>>>>

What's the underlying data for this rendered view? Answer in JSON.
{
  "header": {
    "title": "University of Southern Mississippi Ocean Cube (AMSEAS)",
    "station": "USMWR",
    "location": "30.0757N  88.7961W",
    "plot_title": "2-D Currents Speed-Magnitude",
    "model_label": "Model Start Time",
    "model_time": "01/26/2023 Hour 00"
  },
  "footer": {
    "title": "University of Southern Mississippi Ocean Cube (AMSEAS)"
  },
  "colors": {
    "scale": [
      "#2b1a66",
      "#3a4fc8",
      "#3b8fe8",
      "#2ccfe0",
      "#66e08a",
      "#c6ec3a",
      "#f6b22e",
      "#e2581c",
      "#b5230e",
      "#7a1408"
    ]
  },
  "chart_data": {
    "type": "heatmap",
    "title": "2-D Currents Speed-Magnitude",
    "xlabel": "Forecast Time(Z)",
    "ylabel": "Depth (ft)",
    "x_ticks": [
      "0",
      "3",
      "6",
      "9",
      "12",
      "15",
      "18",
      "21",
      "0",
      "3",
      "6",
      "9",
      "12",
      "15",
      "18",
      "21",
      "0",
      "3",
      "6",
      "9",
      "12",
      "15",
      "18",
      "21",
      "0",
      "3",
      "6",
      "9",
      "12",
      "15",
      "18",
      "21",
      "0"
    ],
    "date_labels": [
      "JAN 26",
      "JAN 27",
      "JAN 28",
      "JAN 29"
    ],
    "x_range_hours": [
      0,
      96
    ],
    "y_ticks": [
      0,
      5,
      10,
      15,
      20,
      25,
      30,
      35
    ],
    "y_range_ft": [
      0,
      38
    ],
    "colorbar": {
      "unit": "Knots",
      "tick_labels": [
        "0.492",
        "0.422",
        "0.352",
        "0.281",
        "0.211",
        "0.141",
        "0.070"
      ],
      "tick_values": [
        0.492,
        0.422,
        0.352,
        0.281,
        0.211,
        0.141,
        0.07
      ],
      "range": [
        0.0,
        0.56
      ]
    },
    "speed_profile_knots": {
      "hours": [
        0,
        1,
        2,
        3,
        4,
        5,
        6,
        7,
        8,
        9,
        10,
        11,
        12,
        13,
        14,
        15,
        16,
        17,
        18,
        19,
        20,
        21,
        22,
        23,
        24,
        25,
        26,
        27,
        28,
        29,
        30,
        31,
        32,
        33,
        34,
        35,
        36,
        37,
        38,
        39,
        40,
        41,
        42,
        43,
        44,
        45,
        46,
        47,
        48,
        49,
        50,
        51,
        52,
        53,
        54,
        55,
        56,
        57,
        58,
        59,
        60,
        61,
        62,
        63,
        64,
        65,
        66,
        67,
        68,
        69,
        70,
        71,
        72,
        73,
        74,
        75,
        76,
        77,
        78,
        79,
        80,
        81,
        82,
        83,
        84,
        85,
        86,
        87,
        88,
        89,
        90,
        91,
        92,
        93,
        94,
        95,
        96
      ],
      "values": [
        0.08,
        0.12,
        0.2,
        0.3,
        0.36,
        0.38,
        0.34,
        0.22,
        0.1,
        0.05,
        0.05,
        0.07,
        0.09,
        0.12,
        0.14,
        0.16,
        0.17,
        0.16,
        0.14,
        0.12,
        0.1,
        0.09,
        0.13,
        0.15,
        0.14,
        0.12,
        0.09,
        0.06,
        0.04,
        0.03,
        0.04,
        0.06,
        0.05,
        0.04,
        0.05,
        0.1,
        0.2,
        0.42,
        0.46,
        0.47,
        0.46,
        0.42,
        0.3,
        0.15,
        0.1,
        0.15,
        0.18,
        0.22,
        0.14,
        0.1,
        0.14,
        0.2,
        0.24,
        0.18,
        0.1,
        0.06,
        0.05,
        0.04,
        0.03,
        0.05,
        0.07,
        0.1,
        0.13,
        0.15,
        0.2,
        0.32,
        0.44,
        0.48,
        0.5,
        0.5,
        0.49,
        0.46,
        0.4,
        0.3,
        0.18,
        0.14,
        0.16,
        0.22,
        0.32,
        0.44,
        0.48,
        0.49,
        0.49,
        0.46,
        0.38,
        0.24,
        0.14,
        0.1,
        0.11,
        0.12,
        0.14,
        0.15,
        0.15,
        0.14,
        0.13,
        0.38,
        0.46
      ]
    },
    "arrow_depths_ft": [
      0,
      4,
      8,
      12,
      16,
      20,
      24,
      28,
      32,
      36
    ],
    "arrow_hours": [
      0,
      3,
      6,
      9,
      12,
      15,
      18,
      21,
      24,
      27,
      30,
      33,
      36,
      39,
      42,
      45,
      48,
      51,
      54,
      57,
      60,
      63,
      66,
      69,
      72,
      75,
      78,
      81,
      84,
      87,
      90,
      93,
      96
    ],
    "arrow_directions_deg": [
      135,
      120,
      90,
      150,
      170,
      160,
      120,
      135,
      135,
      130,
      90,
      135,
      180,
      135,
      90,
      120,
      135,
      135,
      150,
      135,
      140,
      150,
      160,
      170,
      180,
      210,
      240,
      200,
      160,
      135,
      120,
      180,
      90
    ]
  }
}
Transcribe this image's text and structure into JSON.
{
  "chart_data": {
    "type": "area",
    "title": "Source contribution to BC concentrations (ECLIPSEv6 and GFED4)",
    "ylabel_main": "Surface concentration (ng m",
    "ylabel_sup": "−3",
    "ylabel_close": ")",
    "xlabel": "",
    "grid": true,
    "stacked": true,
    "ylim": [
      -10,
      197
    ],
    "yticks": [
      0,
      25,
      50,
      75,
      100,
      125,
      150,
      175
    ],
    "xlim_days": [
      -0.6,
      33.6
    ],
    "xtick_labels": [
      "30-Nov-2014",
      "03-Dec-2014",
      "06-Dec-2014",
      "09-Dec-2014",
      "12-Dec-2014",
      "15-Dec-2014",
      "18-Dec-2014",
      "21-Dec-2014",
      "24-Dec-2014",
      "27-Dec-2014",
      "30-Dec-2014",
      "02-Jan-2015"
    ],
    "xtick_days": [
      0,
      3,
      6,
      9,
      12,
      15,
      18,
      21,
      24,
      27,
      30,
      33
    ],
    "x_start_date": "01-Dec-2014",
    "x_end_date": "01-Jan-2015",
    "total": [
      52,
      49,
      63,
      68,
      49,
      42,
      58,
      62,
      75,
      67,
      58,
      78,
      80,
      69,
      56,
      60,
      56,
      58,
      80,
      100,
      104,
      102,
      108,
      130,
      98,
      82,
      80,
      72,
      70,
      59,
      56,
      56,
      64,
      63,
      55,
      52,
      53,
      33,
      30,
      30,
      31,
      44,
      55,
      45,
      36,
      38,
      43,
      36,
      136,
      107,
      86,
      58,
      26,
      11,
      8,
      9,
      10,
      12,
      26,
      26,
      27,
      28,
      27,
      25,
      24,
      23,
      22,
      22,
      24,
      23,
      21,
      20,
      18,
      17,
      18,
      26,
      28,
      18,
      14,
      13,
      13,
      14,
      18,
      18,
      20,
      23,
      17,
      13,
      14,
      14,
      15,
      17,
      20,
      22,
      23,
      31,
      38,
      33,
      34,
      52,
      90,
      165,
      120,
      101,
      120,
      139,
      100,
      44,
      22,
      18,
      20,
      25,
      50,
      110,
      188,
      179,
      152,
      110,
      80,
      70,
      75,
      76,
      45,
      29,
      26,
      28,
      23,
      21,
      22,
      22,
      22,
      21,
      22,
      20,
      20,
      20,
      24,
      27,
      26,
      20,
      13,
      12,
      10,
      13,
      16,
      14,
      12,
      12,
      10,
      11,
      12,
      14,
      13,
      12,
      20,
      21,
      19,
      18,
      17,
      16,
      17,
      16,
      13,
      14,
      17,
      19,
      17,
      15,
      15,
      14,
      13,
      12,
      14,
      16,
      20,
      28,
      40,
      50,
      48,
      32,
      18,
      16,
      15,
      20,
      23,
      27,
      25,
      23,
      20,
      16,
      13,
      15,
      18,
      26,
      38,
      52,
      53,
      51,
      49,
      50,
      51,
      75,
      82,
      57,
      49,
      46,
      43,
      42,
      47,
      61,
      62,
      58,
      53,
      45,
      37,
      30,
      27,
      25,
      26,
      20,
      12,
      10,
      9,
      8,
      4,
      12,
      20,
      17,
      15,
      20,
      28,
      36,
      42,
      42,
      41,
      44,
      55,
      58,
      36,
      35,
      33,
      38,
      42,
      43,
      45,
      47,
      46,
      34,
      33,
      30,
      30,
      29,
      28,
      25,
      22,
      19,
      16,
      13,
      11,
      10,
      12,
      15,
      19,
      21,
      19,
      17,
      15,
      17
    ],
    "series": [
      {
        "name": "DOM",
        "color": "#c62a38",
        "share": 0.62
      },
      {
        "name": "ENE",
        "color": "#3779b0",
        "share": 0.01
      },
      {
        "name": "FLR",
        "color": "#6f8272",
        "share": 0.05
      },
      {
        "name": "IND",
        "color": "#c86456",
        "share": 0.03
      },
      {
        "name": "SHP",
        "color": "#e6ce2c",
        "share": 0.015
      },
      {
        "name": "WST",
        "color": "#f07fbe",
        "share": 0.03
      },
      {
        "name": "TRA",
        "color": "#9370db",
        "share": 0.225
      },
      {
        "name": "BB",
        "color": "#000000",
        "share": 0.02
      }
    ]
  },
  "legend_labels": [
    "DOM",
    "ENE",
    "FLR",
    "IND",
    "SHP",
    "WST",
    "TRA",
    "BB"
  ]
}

<<<<

__REQUEST__.
Look through the listing and extract every line with "AMSEAS" in it.

__RESPONSE TO THIS TASK__.
    "title": "University of Southern Mississippi Ocean Cube (AMSEAS)",
    "title": "University of Southern Mississippi Ocean Cube (AMSEAS)"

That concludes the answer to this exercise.